*Goal of the exercise*
Locate each line of the material that contains "업데이트", then return it.

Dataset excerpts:

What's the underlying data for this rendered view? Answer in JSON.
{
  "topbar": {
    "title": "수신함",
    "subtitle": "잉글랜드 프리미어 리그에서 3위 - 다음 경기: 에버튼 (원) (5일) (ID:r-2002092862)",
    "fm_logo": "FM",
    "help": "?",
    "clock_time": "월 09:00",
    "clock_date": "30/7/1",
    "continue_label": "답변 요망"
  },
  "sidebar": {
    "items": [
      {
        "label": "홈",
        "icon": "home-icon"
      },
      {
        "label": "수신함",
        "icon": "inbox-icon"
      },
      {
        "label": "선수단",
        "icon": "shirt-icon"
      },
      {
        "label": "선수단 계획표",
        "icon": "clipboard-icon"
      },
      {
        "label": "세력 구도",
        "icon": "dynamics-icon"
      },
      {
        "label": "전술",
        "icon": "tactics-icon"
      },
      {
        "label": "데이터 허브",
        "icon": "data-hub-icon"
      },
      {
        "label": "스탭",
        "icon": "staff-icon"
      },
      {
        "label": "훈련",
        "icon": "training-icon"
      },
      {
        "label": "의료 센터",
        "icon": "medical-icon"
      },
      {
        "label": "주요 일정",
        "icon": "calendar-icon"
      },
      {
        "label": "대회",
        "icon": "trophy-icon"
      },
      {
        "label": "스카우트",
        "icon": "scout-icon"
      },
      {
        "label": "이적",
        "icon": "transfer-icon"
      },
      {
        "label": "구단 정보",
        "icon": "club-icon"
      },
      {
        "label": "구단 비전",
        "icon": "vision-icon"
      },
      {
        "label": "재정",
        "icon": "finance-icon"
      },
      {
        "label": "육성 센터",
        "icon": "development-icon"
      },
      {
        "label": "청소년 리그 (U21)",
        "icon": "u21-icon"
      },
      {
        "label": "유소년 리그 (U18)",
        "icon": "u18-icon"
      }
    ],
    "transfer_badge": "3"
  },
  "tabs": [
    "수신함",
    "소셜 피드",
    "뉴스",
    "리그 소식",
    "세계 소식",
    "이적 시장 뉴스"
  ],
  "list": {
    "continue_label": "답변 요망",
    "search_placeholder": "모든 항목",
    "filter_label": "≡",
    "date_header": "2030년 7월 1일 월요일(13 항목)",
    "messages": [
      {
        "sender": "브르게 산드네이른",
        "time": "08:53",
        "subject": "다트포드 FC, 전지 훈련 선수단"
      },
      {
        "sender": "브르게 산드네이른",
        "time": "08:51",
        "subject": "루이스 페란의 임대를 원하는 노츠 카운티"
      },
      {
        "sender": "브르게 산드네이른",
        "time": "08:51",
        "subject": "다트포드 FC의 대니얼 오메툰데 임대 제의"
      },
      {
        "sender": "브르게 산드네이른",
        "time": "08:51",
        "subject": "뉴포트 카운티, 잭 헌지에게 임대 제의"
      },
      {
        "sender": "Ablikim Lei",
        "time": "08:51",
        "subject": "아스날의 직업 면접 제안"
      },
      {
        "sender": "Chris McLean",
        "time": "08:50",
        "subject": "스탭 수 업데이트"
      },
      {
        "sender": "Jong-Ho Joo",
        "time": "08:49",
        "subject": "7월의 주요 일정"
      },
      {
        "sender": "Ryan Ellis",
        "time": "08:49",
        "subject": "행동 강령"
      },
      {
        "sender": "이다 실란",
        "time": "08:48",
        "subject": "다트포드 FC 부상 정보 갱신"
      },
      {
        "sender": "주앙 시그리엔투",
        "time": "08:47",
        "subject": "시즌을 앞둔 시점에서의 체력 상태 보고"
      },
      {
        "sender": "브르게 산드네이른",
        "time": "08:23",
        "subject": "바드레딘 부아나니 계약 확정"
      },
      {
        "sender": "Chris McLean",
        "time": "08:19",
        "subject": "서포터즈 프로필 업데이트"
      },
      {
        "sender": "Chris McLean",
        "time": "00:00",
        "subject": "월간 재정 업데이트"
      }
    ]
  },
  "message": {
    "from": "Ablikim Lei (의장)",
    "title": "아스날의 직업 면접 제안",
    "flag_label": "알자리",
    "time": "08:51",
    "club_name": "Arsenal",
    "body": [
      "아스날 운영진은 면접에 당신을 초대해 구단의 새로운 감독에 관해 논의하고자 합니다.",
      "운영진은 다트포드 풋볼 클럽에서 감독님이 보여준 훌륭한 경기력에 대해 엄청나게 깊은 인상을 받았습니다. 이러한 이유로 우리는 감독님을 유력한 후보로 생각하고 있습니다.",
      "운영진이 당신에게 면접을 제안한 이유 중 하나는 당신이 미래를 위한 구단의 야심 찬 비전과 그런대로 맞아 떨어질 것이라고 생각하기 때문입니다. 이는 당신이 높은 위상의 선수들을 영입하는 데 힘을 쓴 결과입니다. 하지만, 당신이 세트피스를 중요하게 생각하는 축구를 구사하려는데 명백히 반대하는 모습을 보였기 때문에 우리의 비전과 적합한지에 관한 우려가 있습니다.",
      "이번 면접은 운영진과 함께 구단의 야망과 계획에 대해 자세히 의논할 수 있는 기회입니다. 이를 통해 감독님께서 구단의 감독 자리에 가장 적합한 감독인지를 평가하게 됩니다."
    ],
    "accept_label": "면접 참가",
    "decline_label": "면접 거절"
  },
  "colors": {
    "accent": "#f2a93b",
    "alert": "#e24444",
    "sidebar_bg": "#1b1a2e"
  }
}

*Final result*
        "subject": "스탭 수 업데이트"
        "subject": "서포터즈 프로필 업데이트"
        "subject": "월간 재정 업데이트"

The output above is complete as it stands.